> [Task] Restate the complete material exactly.

> [Dataset content]

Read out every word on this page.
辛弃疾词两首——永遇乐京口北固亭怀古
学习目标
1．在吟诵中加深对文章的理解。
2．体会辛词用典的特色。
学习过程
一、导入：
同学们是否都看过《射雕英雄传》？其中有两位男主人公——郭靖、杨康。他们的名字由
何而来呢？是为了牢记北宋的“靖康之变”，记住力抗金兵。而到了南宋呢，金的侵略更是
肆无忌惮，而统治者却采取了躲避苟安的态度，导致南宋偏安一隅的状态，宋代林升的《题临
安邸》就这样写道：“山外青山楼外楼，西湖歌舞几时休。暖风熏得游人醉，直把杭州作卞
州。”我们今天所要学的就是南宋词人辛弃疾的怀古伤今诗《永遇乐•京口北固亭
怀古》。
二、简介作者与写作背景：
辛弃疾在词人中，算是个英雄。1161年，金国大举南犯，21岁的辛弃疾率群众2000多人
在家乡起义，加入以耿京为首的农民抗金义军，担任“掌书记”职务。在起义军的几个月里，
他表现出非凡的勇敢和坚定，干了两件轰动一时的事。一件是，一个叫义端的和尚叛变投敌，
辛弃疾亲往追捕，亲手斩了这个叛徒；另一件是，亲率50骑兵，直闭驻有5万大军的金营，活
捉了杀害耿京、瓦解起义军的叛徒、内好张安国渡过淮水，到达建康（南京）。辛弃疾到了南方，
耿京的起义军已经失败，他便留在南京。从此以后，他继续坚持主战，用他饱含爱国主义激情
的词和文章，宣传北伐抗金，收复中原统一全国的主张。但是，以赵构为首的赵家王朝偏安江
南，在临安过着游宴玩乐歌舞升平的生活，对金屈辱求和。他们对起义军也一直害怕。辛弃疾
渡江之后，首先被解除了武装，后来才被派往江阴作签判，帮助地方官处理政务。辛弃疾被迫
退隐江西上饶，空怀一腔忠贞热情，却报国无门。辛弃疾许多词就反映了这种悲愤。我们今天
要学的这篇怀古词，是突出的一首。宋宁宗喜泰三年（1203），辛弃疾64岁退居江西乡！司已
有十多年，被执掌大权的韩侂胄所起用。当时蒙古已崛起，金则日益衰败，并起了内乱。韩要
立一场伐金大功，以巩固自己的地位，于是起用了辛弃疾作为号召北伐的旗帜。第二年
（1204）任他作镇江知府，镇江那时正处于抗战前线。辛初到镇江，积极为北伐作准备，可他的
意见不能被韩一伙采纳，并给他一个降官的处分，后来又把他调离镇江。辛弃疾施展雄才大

> [The response]
Read out every word on this page.
辛弃疾词两首——永遇乐京口北固亭怀古
学习目标
1．在吟诵中加深对文章的理解。
2．体会辛词用典的特色。
学习过程
一、导入：
同学们是否都看过《射雕英雄传》？其中有两位男主人公——郭靖、杨康。他们的名字由
何而来呢？是为了牢记北宋的“靖康之变”，记住力抗金兵。而到了南宋呢，金的侵略更是
肆无忌惮，而统治者却采取了躲避苟安的态度，导致南宋偏安一隅的状态，宋代林升的《题临
安邸》就这样写道：“山外青山楼外楼，西湖歌舞几时休。暖风熏得游人醉，直把杭州作卞
州。”我们今天所要学的就是南宋词人辛弃疾的怀古伤今诗《永遇乐•京口北固亭
怀古》。
二、简介作者与写作背景：
辛弃疾在词人中，算是个英雄。1161年，金国大举南犯，21岁的辛弃疾率群众2000多人
在家乡起义，加入以耿京为首的农民抗金义军，担任“掌书记”职务。在起义军的几个月里，
他表现出非凡的勇敢和坚定，干了两件轰动一时的事。一件是，一个叫义端的和尚叛变投敌，
辛弃疾亲往追捕，亲手斩了这个叛徒；另一件是，亲率50骑兵，直闭驻有5万大军的金营，活
捉了杀害耿京、瓦解起义军的叛徒、内好张安国渡过淮水，到达建康（南京）。辛弃疾到了南方，
耿京的起义军已经失败，他便留在南京。从此以后，他继续坚持主战，用他饱含爱国主义激情
的词和文章，宣传北伐抗金，收复中原统一全国的主张。但是，以赵构为首的赵家王朝偏安江
南，在临安过着游宴玩乐歌舞升平的生活，对金屈辱求和。他们对起义军也一直害怕。辛弃疾
渡江之后，首先被解除了武装，后来才被派往江阴作签判，帮助地方官处理政务。辛弃疾被迫
退隐江西上饶，空怀一腔忠贞热情，却报国无门。辛弃疾许多词就反映了这种悲愤。我们今天
要学的这篇怀古词，是突出的一首。宋宁宗喜泰三年（1203），辛弃疾64岁退居江西乡！司已
有十多年，被执掌大权的韩侂胄所起用。当时蒙古已崛起，金则日益衰败，并起了内乱。韩要
立一场伐金大功，以巩固自己的地位，于是起用了辛弃疾作为号召北伐的旗帜。第二年
（1204）任他作镇江知府，镇江那时正处于抗战前线。辛初到镇江，积极为北伐作准备，可他的
意见不能被韩一伙采纳，并给他一个降官的处分，后来又把他调离镇江。辛弃疾施展雄才大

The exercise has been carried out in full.